Requirements
Which lines in the records below contain the word "title"? Copy each one out.

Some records
----
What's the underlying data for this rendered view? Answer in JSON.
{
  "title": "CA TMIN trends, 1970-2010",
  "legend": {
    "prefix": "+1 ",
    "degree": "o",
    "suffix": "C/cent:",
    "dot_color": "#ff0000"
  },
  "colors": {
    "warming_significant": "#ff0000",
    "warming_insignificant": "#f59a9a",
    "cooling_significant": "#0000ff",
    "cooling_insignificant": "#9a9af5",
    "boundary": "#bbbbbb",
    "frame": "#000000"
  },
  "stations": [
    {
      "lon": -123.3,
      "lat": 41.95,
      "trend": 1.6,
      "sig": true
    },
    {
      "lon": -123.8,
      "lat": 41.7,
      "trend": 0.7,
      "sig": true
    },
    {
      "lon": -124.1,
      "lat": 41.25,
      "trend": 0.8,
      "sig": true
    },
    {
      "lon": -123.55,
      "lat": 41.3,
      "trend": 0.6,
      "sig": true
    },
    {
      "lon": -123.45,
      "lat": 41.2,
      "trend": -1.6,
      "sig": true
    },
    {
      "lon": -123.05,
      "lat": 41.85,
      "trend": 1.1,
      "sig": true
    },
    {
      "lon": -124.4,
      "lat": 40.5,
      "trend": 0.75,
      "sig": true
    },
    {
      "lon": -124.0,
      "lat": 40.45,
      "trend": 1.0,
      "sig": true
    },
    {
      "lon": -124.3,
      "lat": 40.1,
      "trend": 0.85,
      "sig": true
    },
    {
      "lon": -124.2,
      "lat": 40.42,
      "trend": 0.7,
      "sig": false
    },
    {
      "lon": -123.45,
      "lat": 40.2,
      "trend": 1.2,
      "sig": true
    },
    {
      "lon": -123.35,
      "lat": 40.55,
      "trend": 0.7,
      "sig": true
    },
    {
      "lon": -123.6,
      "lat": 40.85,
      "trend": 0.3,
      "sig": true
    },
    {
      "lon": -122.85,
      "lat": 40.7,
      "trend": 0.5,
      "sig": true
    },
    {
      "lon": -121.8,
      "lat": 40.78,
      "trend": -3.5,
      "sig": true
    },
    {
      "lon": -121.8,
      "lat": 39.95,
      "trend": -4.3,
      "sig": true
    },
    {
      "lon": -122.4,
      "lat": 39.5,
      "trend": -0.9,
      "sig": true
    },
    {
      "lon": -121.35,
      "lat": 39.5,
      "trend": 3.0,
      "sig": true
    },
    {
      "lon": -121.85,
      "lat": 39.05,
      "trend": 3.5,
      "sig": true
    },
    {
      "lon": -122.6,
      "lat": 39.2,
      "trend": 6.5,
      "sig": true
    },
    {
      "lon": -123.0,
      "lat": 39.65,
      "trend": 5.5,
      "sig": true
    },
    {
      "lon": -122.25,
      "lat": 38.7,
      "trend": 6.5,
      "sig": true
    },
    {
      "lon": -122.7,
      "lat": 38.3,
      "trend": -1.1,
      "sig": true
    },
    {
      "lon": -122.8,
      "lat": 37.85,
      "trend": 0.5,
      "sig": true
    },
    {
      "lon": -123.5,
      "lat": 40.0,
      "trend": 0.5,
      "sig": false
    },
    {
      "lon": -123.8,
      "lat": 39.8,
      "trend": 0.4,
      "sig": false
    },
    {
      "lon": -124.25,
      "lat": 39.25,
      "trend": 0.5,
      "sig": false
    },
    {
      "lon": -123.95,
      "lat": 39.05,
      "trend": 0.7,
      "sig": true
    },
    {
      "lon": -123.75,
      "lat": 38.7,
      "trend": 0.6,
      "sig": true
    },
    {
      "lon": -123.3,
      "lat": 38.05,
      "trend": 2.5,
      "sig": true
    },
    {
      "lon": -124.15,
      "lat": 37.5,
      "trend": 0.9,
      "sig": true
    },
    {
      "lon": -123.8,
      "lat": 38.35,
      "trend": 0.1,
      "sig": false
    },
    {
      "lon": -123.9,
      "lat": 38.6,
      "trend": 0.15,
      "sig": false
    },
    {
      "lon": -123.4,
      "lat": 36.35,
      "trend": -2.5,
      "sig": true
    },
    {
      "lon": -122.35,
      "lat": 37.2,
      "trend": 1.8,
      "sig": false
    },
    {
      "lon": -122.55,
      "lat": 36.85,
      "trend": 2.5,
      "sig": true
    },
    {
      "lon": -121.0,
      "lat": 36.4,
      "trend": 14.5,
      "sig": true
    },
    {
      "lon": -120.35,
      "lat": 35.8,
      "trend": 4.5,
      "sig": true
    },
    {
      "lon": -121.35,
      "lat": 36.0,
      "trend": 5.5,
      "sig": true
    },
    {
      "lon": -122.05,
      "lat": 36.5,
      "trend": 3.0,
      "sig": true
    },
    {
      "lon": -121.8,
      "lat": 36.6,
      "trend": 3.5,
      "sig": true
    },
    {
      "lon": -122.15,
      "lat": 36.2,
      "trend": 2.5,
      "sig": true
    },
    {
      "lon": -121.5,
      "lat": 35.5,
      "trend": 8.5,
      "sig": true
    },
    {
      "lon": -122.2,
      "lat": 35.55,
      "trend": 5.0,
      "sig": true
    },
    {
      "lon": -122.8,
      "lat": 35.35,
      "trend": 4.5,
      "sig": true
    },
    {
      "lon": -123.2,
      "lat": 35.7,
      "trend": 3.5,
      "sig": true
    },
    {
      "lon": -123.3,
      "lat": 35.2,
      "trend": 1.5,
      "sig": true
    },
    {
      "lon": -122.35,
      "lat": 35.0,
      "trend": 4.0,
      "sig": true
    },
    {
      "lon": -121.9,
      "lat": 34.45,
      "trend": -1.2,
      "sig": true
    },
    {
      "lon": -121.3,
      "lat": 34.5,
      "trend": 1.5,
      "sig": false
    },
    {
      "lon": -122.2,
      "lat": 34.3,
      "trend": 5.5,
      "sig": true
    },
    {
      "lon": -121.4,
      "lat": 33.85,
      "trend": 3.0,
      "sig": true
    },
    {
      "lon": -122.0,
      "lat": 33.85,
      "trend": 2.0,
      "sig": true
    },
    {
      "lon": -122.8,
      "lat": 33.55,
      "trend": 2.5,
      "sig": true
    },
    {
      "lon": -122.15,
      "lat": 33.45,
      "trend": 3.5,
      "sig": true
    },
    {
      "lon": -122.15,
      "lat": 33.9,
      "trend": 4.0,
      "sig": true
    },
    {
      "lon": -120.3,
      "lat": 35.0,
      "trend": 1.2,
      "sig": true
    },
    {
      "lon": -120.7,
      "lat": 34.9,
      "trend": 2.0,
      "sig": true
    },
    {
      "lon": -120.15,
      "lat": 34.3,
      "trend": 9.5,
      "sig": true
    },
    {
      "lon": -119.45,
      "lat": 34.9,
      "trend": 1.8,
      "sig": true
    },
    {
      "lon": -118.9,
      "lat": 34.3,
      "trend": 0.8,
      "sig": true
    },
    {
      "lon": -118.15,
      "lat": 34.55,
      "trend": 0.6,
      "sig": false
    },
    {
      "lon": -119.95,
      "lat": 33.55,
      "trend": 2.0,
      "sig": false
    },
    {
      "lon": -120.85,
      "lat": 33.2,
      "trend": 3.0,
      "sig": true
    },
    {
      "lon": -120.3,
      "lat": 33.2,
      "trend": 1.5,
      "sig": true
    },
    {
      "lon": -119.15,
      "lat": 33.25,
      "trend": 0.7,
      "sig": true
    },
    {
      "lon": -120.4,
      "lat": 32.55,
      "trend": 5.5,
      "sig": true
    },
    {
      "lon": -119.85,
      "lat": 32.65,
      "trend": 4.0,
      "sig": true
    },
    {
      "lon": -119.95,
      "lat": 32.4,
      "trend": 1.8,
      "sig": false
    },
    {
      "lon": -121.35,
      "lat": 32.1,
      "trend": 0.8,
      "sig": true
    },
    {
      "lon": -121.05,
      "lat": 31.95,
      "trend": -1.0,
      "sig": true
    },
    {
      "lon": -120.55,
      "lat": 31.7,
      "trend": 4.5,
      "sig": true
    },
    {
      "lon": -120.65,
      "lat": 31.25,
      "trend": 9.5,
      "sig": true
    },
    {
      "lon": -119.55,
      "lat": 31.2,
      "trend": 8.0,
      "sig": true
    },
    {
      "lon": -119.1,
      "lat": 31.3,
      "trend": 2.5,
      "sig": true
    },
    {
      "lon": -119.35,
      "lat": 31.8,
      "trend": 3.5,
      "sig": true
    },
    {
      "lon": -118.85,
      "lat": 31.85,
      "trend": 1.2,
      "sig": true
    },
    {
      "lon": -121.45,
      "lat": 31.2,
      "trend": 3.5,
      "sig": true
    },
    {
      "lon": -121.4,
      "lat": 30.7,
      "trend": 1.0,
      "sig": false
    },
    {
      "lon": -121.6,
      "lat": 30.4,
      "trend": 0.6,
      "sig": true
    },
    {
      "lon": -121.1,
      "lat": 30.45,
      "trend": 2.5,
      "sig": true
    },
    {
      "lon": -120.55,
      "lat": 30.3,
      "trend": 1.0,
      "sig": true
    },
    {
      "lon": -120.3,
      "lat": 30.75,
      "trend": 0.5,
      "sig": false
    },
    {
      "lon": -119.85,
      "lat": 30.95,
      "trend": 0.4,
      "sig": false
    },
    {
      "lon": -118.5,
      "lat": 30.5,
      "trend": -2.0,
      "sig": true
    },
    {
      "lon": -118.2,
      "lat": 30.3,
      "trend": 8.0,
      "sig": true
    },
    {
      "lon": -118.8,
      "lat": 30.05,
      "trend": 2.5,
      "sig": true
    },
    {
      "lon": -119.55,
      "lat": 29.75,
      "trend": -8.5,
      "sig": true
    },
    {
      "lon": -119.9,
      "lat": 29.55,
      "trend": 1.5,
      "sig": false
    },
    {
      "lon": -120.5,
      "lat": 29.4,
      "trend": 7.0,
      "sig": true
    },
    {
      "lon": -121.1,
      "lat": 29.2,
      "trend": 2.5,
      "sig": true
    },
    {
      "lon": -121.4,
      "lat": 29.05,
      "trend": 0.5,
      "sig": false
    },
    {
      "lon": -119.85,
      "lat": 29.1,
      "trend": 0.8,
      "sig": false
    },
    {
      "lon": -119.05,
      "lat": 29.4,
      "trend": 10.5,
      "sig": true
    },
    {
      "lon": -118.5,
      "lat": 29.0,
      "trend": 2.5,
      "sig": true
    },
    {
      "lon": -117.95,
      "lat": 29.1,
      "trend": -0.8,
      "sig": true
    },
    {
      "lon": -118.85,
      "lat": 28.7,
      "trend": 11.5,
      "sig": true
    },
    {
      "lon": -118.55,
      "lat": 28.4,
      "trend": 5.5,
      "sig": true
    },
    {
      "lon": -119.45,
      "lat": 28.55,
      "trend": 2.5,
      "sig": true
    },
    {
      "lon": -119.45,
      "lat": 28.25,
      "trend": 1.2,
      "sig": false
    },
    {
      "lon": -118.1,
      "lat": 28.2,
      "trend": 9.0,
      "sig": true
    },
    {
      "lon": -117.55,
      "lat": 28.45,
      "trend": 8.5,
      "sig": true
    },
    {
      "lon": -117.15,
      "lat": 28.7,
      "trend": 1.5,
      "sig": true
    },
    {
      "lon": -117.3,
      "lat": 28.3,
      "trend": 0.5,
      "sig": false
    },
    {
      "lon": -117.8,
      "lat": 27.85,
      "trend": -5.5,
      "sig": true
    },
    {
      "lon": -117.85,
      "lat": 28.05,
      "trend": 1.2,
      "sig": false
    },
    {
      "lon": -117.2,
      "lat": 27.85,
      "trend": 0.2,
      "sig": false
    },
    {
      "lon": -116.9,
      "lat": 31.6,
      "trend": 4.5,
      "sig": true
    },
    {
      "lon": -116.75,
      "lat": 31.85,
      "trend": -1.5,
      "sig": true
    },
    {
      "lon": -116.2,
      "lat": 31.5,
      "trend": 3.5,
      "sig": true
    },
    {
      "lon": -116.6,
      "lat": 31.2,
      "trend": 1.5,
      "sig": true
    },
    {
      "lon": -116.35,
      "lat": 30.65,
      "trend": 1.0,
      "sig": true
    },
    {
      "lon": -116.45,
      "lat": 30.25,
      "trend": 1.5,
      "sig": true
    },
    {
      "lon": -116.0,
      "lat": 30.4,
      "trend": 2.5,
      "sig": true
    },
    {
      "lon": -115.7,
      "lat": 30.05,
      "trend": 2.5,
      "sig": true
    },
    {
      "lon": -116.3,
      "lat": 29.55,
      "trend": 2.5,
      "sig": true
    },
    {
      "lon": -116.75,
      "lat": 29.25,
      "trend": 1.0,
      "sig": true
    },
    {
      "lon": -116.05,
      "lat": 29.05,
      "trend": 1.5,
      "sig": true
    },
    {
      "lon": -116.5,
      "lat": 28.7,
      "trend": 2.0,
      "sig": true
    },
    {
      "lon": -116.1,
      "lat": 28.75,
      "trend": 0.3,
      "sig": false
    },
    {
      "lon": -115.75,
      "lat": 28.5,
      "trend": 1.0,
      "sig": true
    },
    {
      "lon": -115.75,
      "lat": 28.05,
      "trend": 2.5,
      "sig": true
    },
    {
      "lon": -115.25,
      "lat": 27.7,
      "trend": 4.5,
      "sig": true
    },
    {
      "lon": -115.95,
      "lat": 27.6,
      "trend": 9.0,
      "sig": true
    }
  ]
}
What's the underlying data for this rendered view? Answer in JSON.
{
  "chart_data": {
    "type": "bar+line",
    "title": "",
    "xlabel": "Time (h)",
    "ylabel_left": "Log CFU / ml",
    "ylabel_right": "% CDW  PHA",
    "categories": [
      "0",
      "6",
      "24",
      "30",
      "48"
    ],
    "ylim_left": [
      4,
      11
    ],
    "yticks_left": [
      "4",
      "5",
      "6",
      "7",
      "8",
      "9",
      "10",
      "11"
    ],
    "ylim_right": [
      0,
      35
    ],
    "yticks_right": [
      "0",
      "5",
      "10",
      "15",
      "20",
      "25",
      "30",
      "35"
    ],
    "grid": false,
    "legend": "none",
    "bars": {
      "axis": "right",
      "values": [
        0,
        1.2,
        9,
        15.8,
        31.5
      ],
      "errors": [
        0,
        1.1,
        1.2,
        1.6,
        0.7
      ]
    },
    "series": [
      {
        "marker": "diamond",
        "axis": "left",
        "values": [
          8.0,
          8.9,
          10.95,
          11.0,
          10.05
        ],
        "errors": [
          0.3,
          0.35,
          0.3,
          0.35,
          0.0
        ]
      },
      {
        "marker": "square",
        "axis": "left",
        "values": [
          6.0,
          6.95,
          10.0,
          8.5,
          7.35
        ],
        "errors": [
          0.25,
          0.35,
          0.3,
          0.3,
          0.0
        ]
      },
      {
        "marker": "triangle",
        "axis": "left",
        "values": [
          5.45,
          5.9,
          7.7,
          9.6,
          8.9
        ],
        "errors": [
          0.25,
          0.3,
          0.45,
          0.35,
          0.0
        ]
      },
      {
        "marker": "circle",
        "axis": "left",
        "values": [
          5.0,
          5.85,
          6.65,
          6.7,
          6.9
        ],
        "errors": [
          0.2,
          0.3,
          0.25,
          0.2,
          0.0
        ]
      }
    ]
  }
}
----
Full solution
  "title": "CA TMIN trends, 1970-2010",
    "title": "",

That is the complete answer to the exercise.